(Dataset entries)
— Begin —

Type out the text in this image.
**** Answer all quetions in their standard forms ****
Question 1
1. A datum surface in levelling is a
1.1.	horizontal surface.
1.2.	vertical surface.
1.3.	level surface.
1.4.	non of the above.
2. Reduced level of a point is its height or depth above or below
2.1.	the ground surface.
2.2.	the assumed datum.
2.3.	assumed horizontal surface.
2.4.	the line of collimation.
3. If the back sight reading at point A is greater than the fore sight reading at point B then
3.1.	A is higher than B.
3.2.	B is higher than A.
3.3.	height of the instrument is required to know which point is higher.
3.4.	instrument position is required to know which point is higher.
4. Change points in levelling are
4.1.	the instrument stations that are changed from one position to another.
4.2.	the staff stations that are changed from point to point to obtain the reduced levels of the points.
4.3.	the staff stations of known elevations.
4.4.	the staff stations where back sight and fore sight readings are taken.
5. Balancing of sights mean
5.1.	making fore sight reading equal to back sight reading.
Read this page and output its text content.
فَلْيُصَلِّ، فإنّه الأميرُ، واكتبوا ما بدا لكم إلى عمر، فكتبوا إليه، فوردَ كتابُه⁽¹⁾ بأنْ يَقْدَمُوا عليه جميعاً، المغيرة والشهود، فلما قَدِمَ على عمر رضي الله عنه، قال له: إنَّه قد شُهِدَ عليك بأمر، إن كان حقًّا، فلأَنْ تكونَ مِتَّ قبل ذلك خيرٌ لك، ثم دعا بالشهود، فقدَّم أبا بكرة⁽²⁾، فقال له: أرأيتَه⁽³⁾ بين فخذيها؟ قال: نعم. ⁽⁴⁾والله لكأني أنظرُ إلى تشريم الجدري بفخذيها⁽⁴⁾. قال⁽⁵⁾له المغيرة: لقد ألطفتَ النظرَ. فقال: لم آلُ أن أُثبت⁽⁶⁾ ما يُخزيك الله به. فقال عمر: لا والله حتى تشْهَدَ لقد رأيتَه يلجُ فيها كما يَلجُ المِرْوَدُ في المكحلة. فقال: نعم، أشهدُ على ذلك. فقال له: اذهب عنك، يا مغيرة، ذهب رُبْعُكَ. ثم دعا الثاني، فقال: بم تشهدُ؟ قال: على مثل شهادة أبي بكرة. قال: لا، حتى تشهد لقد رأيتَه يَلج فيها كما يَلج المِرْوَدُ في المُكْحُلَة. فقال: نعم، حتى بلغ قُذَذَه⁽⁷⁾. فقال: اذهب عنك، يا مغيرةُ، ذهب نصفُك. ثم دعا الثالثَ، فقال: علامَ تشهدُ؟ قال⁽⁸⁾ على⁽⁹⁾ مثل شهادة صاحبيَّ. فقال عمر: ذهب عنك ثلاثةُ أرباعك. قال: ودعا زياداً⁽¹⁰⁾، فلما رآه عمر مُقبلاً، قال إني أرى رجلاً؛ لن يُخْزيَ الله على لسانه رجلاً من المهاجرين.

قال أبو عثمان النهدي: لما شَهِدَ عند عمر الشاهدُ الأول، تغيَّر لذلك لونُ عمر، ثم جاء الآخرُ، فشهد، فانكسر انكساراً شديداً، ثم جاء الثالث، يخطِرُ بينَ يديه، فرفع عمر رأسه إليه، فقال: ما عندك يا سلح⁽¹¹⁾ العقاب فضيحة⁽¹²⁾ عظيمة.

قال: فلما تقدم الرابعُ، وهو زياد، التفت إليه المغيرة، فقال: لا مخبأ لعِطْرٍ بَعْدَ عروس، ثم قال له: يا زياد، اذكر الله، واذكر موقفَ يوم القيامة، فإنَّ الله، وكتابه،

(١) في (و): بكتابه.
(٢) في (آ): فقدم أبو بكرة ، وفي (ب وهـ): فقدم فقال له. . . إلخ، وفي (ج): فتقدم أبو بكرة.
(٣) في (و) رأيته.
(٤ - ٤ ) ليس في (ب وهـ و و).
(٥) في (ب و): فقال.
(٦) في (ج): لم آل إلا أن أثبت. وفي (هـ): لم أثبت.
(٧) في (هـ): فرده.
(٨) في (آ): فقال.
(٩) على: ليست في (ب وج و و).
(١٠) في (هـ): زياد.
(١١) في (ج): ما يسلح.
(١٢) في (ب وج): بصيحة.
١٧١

— End —

Short problem:
Extract the listing in its entirety, matching it exactly.

Solution to this task:
Type out the text in this image.
**** Answer all quetions in their standard forms ****
Question 1
1. A datum surface in levelling is a
1.1.	horizontal surface.
1.2.	vertical surface.
1.3.	level surface.
1.4.	non of the above.
2. Reduced level of a point is its height or depth above or below
2.1.	the ground surface.
2.2.	the assumed datum.
2.3.	assumed horizontal surface.
2.4.	the line of collimation.
3. If the back sight reading at point A is greater than the fore sight reading at point B then
3.1.	A is higher than B.
3.2.	B is higher than A.
3.3.	height of the instrument is required to know which point is higher.
3.4.	instrument position is required to know which point is higher.
4. Change points in levelling are
4.1.	the instrument stations that are changed from one position to another.
4.2.	the staff stations that are changed from point to point to obtain the reduced levels of the points.
4.3.	the staff stations of known elevations.
4.4.	the staff stations where back sight and fore sight readings are taken.
5. Balancing of sights mean
5.1.	making fore sight reading equal to back sight reading.
Read this page and output its text content.
فَلْيُصَلِّ، فإنّه الأميرُ، واكتبوا ما بدا لكم إلى عمر، فكتبوا إليه، فوردَ كتابُه⁽¹⁾ بأنْ يَقْدَمُوا عليه جميعاً، المغيرة والشهود، فلما قَدِمَ على عمر رضي الله عنه، قال له: إنَّه قد شُهِدَ عليك بأمر، إن كان حقًّا، فلأَنْ تكونَ مِتَّ قبل ذلك خيرٌ لك، ثم دعا بالشهود، فقدَّم أبا بكرة⁽²⁾، فقال له: أرأيتَه⁽³⁾ بين فخذيها؟ قال: نعم. ⁽⁴⁾والله لكأني أنظرُ إلى تشريم الجدري بفخذيها⁽⁴⁾. قال⁽⁵⁾له المغيرة: لقد ألطفتَ النظرَ. فقال: لم آلُ أن أُثبت⁽⁶⁾ ما يُخزيك الله به. فقال عمر: لا والله حتى تشْهَدَ لقد رأيتَه يلجُ فيها كما يَلجُ المِرْوَدُ في المكحلة. فقال: نعم، أشهدُ على ذلك. فقال له: اذهب عنك، يا مغيرة، ذهب رُبْعُكَ. ثم دعا الثاني، فقال: بم تشهدُ؟ قال: على مثل شهادة أبي بكرة. قال: لا، حتى تشهد لقد رأيتَه يَلج فيها كما يَلج المِرْوَدُ في المُكْحُلَة. فقال: نعم، حتى بلغ قُذَذَه⁽⁷⁾. فقال: اذهب عنك، يا مغيرةُ، ذهب نصفُك. ثم دعا الثالثَ، فقال: علامَ تشهدُ؟ قال⁽⁸⁾ على⁽⁹⁾ مثل شهادة صاحبيَّ. فقال عمر: ذهب عنك ثلاثةُ أرباعك. قال: ودعا زياداً⁽¹⁰⁾، فلما رآه عمر مُقبلاً، قال إني أرى رجلاً؛ لن يُخْزيَ الله على لسانه رجلاً من المهاجرين.

قال أبو عثمان النهدي: لما شَهِدَ عند عمر الشاهدُ الأول، تغيَّر لذلك لونُ عمر، ثم جاء الآخرُ، فشهد، فانكسر انكساراً شديداً، ثم جاء الثالث، يخطِرُ بينَ يديه، فرفع عمر رأسه إليه، فقال: ما عندك يا سلح⁽¹¹⁾ العقاب فضيحة⁽¹²⁾ عظيمة.

قال: فلما تقدم الرابعُ، وهو زياد، التفت إليه المغيرة، فقال: لا مخبأ لعِطْرٍ بَعْدَ عروس، ثم قال له: يا زياد، اذكر الله، واذكر موقفَ يوم القيامة، فإنَّ الله، وكتابه،

(١) في (و): بكتابه.
(٢) في (آ): فقدم أبو بكرة ، وفي (ب وهـ): فقدم فقال له. . . إلخ، وفي (ج): فتقدم أبو بكرة.
(٣) في (و) رأيته.
(٤ - ٤ ) ليس في (ب وهـ و و).
(٥) في (ب و): فقال.
(٦) في (ج): لم آل إلا أن أثبت. وفي (هـ): لم أثبت.
(٧) في (هـ): فرده.
(٨) في (آ): فقال.
(٩) على: ليست في (ب وج و و).
(١٠) في (هـ): زياد.
(١١) في (ج): ما يسلح.
(١٢) في (ب وج): بصيحة.
١٧١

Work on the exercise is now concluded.